Data records:

------------------------------

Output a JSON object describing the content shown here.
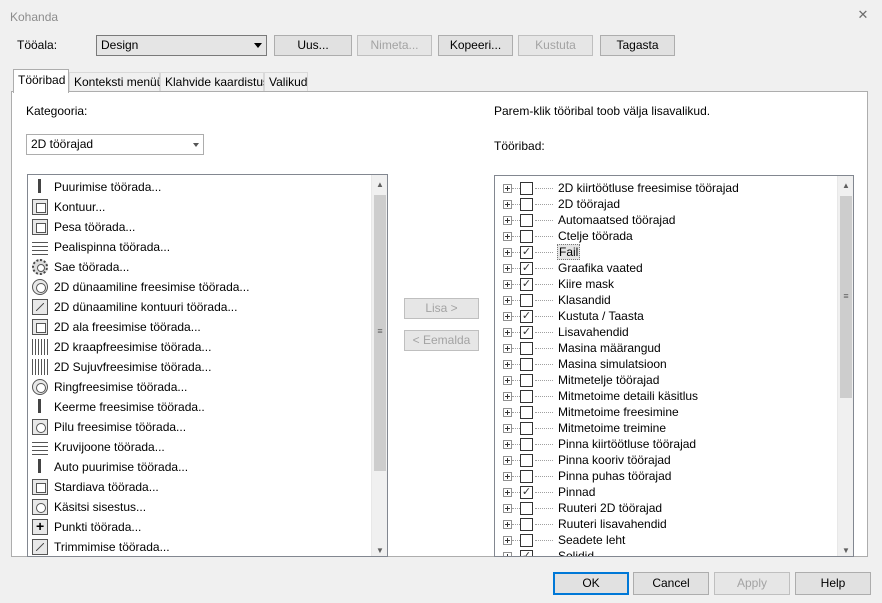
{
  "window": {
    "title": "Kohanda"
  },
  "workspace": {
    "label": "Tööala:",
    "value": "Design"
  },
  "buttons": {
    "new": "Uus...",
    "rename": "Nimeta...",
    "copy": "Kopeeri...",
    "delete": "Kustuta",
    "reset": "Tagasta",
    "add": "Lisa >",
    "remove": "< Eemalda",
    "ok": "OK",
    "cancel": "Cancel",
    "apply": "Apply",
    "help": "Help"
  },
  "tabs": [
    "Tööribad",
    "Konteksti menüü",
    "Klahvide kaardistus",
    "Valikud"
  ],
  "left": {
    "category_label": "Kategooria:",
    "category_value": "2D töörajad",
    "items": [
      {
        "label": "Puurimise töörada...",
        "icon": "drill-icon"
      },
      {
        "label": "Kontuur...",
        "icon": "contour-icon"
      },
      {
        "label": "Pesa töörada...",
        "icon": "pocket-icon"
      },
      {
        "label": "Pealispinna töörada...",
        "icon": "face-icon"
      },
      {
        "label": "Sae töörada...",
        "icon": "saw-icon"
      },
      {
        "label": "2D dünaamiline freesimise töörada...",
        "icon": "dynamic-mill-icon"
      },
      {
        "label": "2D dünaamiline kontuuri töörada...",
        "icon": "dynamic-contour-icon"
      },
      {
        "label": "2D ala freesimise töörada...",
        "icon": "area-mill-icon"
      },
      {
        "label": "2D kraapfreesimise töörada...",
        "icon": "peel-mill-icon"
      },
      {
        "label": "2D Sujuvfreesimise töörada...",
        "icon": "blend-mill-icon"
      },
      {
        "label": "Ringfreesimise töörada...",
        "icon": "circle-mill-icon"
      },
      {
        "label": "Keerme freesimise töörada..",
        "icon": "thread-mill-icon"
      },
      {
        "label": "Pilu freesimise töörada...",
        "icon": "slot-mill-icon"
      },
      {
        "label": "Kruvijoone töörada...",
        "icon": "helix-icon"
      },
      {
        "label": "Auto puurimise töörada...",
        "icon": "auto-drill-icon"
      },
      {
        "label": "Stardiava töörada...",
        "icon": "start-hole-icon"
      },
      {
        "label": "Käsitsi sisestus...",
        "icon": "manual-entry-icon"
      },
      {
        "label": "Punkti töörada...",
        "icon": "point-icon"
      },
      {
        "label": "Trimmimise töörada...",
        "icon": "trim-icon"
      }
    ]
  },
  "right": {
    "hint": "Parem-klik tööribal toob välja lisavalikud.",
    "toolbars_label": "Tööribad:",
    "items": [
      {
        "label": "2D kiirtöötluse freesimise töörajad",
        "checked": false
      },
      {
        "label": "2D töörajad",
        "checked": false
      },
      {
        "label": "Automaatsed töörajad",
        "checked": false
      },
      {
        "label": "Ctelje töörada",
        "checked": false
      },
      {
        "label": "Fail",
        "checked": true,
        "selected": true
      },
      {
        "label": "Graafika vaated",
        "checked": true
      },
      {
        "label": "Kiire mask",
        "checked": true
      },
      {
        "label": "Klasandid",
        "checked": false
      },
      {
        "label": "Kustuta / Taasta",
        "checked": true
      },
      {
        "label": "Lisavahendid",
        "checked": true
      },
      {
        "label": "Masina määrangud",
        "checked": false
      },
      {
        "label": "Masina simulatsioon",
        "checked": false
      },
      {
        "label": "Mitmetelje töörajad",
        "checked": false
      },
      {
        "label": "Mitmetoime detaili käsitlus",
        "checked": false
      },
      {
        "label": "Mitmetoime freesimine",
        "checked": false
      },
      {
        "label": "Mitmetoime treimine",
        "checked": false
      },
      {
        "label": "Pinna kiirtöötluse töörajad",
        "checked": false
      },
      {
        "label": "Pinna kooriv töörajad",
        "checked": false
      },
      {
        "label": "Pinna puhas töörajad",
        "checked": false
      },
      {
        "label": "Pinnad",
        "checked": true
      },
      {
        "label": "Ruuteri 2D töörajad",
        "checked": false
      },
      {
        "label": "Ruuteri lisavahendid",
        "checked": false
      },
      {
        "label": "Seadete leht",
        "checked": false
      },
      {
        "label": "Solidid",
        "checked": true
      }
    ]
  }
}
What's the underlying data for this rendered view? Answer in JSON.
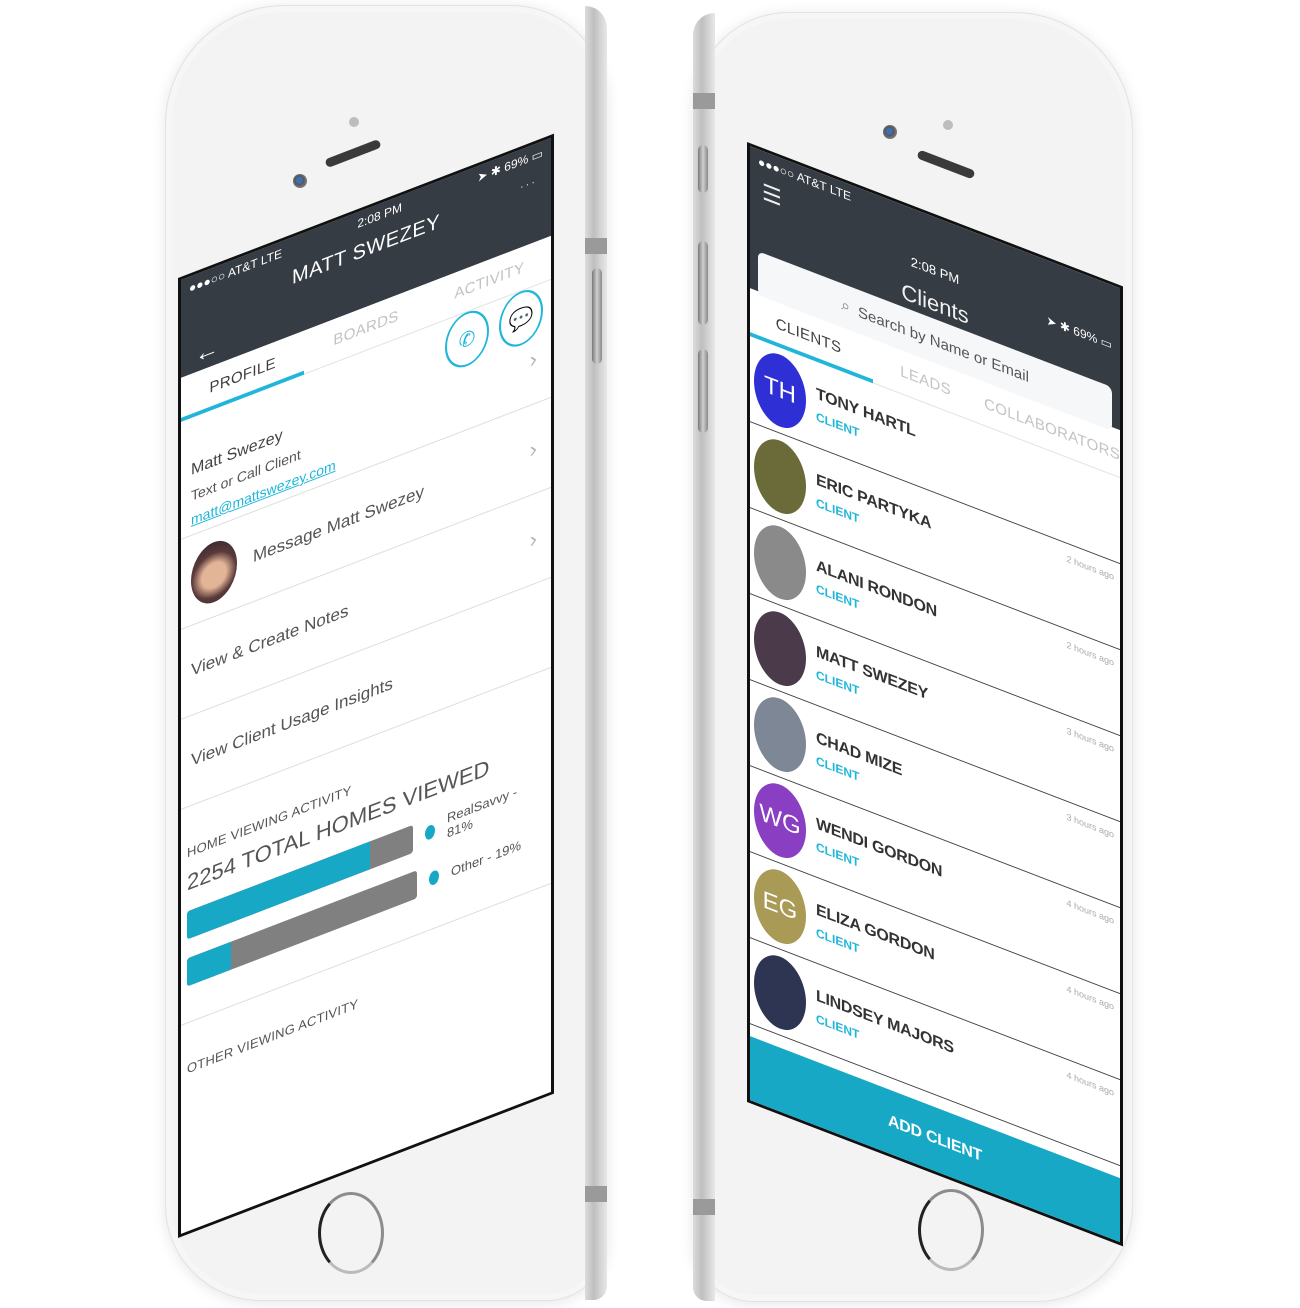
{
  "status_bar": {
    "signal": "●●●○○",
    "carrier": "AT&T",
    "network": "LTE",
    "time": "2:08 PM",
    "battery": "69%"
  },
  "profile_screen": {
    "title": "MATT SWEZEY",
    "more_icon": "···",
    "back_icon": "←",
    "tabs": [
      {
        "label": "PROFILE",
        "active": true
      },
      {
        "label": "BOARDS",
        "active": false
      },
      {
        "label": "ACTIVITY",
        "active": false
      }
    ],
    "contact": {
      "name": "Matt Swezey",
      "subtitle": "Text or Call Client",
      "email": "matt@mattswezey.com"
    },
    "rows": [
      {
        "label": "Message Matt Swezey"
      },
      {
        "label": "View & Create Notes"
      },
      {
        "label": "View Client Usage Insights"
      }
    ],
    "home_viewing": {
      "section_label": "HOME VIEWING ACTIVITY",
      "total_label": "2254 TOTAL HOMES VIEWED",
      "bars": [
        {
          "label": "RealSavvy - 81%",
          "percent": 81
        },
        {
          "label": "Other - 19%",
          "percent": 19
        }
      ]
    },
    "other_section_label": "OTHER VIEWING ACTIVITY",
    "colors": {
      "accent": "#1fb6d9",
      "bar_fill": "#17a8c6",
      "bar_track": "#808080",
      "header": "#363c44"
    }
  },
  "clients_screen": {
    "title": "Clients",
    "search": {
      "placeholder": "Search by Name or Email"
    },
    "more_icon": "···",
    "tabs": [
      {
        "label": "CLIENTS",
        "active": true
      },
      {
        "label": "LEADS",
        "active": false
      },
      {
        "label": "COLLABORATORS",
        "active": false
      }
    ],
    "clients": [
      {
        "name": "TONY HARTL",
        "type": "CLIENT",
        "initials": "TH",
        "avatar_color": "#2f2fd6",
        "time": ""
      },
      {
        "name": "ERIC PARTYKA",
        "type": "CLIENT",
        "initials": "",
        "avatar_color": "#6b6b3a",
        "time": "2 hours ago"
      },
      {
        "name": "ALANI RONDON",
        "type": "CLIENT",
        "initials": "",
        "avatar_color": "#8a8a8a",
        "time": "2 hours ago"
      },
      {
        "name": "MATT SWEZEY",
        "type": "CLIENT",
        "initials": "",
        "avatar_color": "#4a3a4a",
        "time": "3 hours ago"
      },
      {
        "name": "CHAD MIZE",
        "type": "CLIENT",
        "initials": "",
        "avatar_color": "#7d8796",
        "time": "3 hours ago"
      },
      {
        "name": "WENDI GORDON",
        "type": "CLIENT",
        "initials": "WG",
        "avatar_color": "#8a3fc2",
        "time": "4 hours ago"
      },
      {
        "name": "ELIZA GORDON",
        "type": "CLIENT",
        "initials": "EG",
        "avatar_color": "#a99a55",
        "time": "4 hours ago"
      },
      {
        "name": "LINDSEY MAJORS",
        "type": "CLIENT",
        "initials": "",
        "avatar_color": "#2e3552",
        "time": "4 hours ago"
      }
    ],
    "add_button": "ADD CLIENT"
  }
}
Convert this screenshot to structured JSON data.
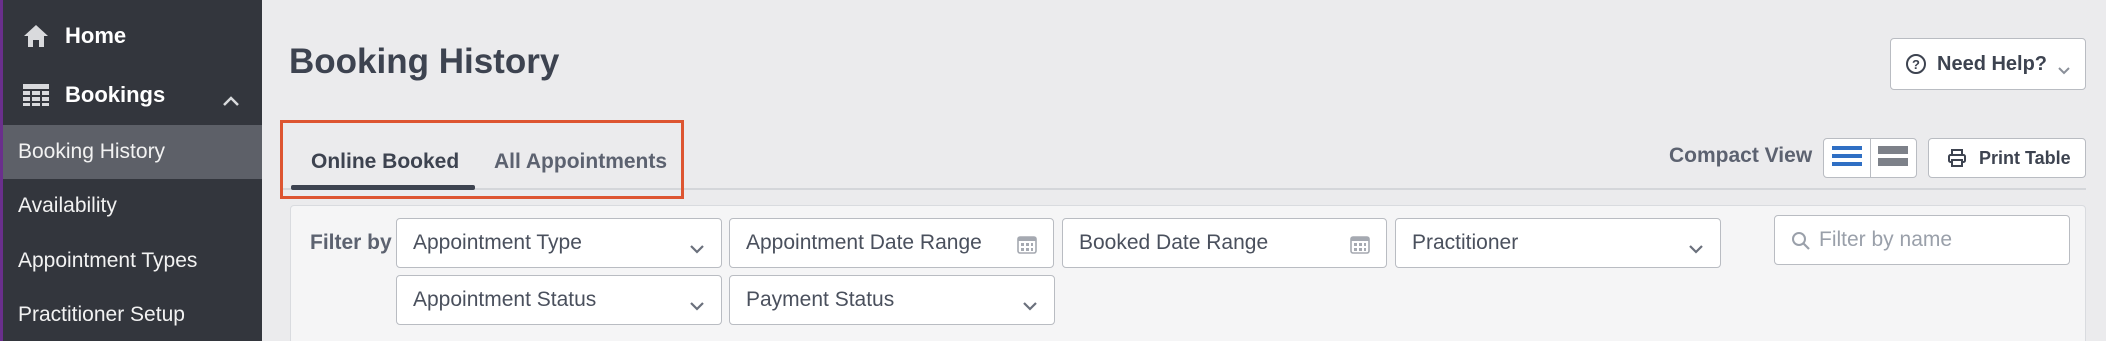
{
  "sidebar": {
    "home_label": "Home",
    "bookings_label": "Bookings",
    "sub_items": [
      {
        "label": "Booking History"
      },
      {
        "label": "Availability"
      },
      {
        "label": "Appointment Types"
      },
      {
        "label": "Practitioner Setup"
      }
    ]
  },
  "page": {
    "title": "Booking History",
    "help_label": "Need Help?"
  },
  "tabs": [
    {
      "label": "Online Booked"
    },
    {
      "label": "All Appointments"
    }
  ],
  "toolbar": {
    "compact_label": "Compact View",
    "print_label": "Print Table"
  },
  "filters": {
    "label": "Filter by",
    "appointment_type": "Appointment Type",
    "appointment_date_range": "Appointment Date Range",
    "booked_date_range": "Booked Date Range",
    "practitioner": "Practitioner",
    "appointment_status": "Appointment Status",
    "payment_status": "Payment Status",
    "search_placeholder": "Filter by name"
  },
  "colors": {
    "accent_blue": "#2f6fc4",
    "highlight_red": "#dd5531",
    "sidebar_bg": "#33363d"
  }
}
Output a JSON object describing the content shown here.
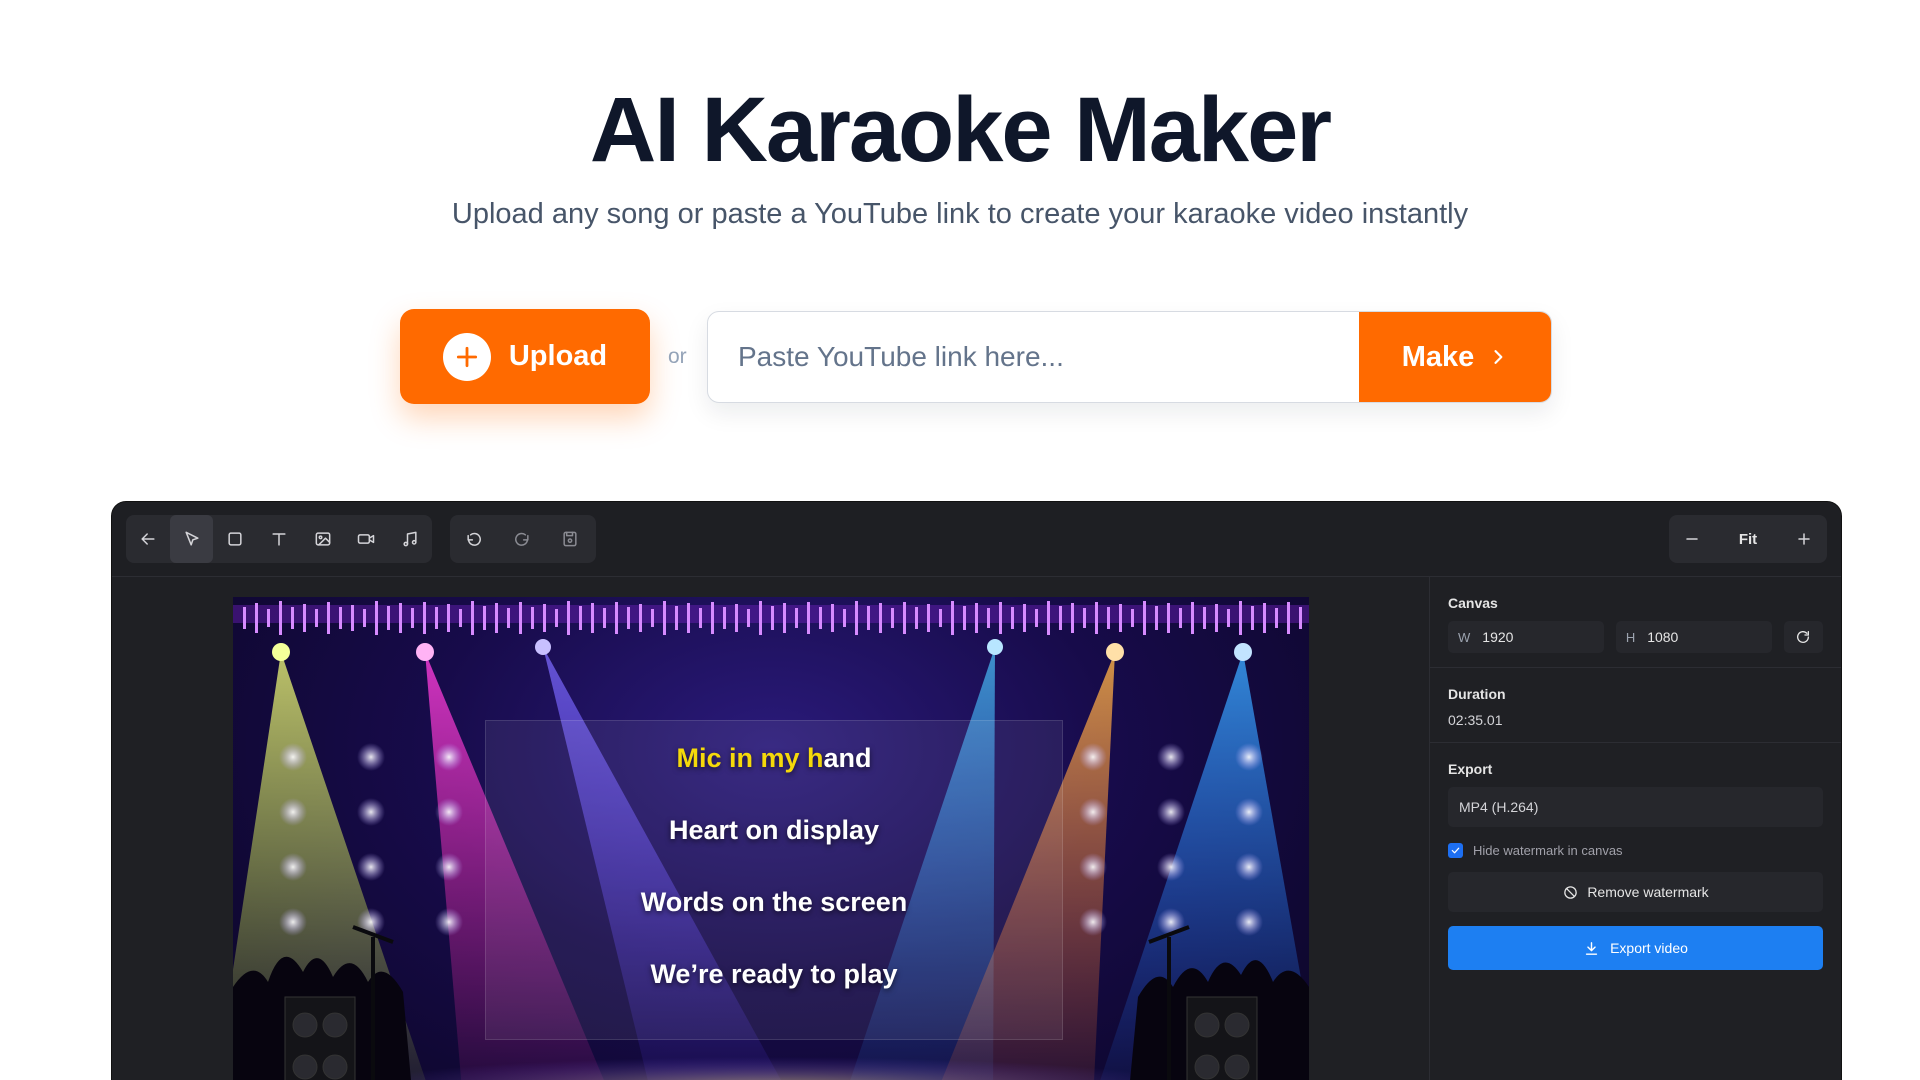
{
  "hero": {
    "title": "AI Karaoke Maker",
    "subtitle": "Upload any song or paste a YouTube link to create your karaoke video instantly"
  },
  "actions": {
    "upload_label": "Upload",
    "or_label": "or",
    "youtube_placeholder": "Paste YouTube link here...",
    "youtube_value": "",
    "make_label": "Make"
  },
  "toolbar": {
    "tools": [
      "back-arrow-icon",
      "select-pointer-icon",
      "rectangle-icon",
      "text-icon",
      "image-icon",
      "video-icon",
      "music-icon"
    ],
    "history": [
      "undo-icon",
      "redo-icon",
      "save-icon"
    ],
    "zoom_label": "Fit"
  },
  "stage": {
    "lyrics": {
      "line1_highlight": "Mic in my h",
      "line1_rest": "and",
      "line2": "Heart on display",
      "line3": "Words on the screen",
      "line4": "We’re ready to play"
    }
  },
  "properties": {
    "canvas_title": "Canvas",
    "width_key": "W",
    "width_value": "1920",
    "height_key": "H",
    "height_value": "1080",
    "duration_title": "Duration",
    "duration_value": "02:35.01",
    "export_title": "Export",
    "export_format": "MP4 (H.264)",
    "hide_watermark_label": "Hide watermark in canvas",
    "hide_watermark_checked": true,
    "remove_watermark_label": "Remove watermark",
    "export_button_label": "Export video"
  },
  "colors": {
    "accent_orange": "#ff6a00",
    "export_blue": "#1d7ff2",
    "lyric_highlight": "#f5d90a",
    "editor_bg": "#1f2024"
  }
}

------------------------------

▶ TASK DESCRIPTION
Which lines include the word "JSON"? Copy every one of them.

▶ WRITTEN SOLUTION
Output a JSON object describing the content shown here.
What's the underlying data for this rendered view? Answer in JSON.
Convert this screenshot to structured JSON data.
Output a JSON object describing the content shown here.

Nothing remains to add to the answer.